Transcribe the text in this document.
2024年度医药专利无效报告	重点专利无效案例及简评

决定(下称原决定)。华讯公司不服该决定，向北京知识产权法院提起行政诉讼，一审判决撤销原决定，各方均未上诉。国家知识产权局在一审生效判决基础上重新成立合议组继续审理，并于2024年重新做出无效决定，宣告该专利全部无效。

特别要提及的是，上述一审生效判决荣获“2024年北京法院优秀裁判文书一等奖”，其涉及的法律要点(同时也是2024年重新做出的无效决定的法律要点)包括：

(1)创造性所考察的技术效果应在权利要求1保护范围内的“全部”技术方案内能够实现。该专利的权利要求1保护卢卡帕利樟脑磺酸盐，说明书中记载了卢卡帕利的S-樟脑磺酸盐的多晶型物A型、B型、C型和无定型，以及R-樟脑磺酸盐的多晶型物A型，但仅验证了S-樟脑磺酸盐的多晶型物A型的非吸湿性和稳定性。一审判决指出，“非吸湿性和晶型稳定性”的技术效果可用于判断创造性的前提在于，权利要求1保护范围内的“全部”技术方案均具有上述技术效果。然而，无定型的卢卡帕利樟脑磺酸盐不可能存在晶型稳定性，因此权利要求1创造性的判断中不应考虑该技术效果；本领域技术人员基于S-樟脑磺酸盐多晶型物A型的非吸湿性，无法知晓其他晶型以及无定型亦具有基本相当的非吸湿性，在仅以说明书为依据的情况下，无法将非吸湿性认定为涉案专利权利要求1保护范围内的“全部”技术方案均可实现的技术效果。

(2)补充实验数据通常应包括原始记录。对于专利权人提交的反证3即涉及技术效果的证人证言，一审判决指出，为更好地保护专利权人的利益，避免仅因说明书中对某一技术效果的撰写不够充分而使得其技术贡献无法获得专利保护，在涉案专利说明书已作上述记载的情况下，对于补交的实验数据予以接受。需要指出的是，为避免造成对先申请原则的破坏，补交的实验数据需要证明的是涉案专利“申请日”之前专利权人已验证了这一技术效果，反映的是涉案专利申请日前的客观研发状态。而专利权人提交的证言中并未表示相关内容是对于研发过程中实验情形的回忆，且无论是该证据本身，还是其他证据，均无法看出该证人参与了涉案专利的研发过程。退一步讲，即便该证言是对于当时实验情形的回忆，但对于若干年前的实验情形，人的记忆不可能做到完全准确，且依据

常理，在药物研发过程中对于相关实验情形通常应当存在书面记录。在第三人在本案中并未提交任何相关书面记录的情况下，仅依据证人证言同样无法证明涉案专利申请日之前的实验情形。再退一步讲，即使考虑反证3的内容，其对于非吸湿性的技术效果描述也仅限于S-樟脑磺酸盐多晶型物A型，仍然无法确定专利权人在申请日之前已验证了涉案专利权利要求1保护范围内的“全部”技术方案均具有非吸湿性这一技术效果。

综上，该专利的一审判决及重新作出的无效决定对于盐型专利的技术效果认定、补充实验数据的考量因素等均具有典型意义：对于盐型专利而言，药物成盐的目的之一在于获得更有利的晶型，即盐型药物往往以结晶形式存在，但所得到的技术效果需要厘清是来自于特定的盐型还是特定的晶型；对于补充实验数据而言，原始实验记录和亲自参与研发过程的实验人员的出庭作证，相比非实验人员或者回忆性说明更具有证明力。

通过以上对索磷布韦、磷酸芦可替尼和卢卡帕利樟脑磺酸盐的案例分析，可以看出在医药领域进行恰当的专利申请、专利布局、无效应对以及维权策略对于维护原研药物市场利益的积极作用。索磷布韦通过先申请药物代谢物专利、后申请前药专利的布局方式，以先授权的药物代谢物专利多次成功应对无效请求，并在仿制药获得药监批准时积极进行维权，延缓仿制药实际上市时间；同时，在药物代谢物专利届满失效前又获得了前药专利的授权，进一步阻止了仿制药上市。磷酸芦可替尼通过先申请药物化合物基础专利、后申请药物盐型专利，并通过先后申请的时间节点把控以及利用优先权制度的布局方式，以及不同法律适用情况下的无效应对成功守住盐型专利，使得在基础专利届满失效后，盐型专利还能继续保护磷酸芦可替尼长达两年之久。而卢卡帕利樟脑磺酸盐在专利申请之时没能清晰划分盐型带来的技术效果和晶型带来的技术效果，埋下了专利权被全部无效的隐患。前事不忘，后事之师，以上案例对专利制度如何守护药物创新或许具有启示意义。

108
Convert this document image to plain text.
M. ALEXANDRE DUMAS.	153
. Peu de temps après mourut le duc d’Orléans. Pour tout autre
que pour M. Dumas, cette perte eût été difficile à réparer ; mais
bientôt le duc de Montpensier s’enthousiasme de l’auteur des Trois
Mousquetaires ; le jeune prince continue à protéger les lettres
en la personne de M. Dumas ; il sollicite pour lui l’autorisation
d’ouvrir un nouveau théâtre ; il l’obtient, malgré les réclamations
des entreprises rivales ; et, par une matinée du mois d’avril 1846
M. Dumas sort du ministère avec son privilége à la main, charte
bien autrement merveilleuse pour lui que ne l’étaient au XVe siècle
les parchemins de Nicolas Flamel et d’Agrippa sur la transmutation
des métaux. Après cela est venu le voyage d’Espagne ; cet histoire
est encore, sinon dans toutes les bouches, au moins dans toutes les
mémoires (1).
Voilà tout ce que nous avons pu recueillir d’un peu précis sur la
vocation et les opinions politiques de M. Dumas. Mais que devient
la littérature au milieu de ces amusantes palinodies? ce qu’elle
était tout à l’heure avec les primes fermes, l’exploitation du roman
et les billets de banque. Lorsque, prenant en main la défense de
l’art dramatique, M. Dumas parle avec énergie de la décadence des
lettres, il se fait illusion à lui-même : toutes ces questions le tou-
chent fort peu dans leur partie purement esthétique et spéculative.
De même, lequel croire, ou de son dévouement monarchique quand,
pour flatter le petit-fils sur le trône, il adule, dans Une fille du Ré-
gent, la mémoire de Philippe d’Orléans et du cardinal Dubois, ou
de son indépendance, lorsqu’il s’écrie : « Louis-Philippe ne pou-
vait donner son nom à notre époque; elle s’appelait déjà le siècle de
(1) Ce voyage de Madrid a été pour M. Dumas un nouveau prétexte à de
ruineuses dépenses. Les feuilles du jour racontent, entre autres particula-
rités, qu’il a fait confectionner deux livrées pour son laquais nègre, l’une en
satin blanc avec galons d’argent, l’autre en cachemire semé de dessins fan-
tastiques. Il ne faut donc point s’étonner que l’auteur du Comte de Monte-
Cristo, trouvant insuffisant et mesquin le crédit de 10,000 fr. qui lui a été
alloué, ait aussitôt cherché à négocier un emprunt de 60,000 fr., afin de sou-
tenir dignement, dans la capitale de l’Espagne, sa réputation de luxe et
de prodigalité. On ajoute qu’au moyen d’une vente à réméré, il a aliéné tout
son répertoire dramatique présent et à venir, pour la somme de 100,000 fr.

## PROBLEM DETAILS
All entries must be repeated verbatim.

## THE ANSWER
Transcribe the text in this document.
2024年度医药专利无效报告	重点专利无效案例及简评

决定(下称原决定)。华讯公司不服该决定，向北京知识产权法院提起行政诉讼，一审判决撤销原决定，各方均未上诉。国家知识产权局在一审生效判决基础上重新成立合议组继续审理，并于2024年重新做出无效决定，宣告该专利全部无效。

特别要提及的是，上述一审生效判决荣获“2024年北京法院优秀裁判文书一等奖”，其涉及的法律要点(同时也是2024年重新做出的无效决定的法律要点)包括：

(1)创造性所考察的技术效果应在权利要求1保护范围内的“全部”技术方案内能够实现。该专利的权利要求1保护卢卡帕利樟脑磺酸盐，说明书中记载了卢卡帕利的S-樟脑磺酸盐的多晶型物A型、B型、C型和无定型，以及R-樟脑磺酸盐的多晶型物A型，但仅验证了S-樟脑磺酸盐的多晶型物A型的非吸湿性和稳定性。一审判决指出，“非吸湿性和晶型稳定性”的技术效果可用于判断创造性的前提在于，权利要求1保护范围内的“全部”技术方案均具有上述技术效果。然而，无定型的卢卡帕利樟脑磺酸盐不可能存在晶型稳定性，因此权利要求1创造性的判断中不应考虑该技术效果；本领域技术人员基于S-樟脑磺酸盐多晶型物A型的非吸湿性，无法知晓其他晶型以及无定型亦具有基本相当的非吸湿性，在仅以说明书为依据的情况下，无法将非吸湿性认定为涉案专利权利要求1保护范围内的“全部”技术方案均可实现的技术效果。

(2)补充实验数据通常应包括原始记录。对于专利权人提交的反证3即涉及技术效果的证人证言，一审判决指出，为更好地保护专利权人的利益，避免仅因说明书中对某一技术效果的撰写不够充分而使得其技术贡献无法获得专利保护，在涉案专利说明书已作上述记载的情况下，对于补交的实验数据予以接受。需要指出的是，为避免造成对先申请原则的破坏，补交的实验数据需要证明的是涉案专利“申请日”之前专利权人已验证了这一技术效果，反映的是涉案专利申请日前的客观研发状态。而专利权人提交的证言中并未表示相关内容是对于研发过程中实验情形的回忆，且无论是该证据本身，还是其他证据，均无法看出该证人参与了涉案专利的研发过程。退一步讲，即便该证言是对于当时实验情形的回忆，但对于若干年前的实验情形，人的记忆不可能做到完全准确，且依据

常理，在药物研发过程中对于相关实验情形通常应当存在书面记录。在第三人在本案中并未提交任何相关书面记录的情况下，仅依据证人证言同样无法证明涉案专利申请日之前的实验情形。再退一步讲，即使考虑反证3的内容，其对于非吸湿性的技术效果描述也仅限于S-樟脑磺酸盐多晶型物A型，仍然无法确定专利权人在申请日之前已验证了涉案专利权利要求1保护范围内的“全部”技术方案均具有非吸湿性这一技术效果。

综上，该专利的一审判决及重新作出的无效决定对于盐型专利的技术效果认定、补充实验数据的考量因素等均具有典型意义：对于盐型专利而言，药物成盐的目的之一在于获得更有利的晶型，即盐型药物往往以结晶形式存在，但所得到的技术效果需要厘清是来自于特定的盐型还是特定的晶型；对于补充实验数据而言，原始实验记录和亲自参与研发过程的实验人员的出庭作证，相比非实验人员或者回忆性说明更具有证明力。

通过以上对索磷布韦、磷酸芦可替尼和卢卡帕利樟脑磺酸盐的案例分析，可以看出在医药领域进行恰当的专利申请、专利布局、无效应对以及维权策略对于维护原研药物市场利益的积极作用。索磷布韦通过先申请药物代谢物专利、后申请前药专利的布局方式，以先授权的药物代谢物专利多次成功应对无效请求，并在仿制药获得药监批准时积极进行维权，延缓仿制药实际上市时间；同时，在药物代谢物专利届满失效前又获得了前药专利的授权，进一步阻止了仿制药上市。磷酸芦可替尼通过先申请药物化合物基础专利、后申请药物盐型专利，并通过先后申请的时间节点把控以及利用优先权制度的布局方式，以及不同法律适用情况下的无效应对成功守住盐型专利，使得在基础专利届满失效后，盐型专利还能继续保护磷酸芦可替尼长达两年之久。而卢卡帕利樟脑磺酸盐在专利申请之时没能清晰划分盐型带来的技术效果和晶型带来的技术效果，埋下了专利权被全部无效的隐患。前事不忘，后事之师，以上案例对专利制度如何守护药物创新或许具有启示意义。

108
Convert this document image to plain text.
M. ALEXANDRE DUMAS.	153
. Peu de temps après mourut le duc d’Orléans. Pour tout autre
que pour M. Dumas, cette perte eût été difficile à réparer ; mais
bientôt le duc de Montpensier s’enthousiasme de l’auteur des Trois
Mousquetaires ; le jeune prince continue à protéger les lettres
en la personne de M. Dumas ; il sollicite pour lui l’autorisation
d’ouvrir un nouveau théâtre ; il l’obtient, malgré les réclamations
des entreprises rivales ; et, par une matinée du mois d’avril 1846
M. Dumas sort du ministère avec son privilége à la main, charte
bien autrement merveilleuse pour lui que ne l’étaient au XVe siècle
les parchemins de Nicolas Flamel et d’Agrippa sur la transmutation
des métaux. Après cela est venu le voyage d’Espagne ; cet histoire
est encore, sinon dans toutes les bouches, au moins dans toutes les
mémoires (1).
Voilà tout ce que nous avons pu recueillir d’un peu précis sur la
vocation et les opinions politiques de M. Dumas. Mais que devient
la littérature au milieu de ces amusantes palinodies? ce qu’elle
était tout à l’heure avec les primes fermes, l’exploitation du roman
et les billets de banque. Lorsque, prenant en main la défense de
l’art dramatique, M. Dumas parle avec énergie de la décadence des
lettres, il se fait illusion à lui-même : toutes ces questions le tou-
chent fort peu dans leur partie purement esthétique et spéculative.
De même, lequel croire, ou de son dévouement monarchique quand,
pour flatter le petit-fils sur le trône, il adule, dans Une fille du Ré-
gent, la mémoire de Philippe d’Orléans et du cardinal Dubois, ou
de son indépendance, lorsqu’il s’écrie : « Louis-Philippe ne pou-
vait donner son nom à notre époque; elle s’appelait déjà le siècle de
(1) Ce voyage de Madrid a été pour M. Dumas un nouveau prétexte à de
ruineuses dépenses. Les feuilles du jour racontent, entre autres particula-
rités, qu’il a fait confectionner deux livrées pour son laquais nègre, l’une en
satin blanc avec galons d’argent, l’autre en cachemire semé de dessins fan-
tastiques. Il ne faut donc point s’étonner que l’auteur du Comte de Monte-
Cristo, trouvant insuffisant et mesquin le crédit de 10,000 fr. qui lui a été
alloué, ait aussitôt cherché à négocier un emprunt de 60,000 fr., afin de sou-
tenir dignement, dans la capitale de l’Espagne, sa réputation de luxe et
de prodigalité. On ajoute qu’au moyen d’une vente à réméré, il a aliéné tout
son répertoire dramatique présent et à venir, pour la somme de 100,000 fr.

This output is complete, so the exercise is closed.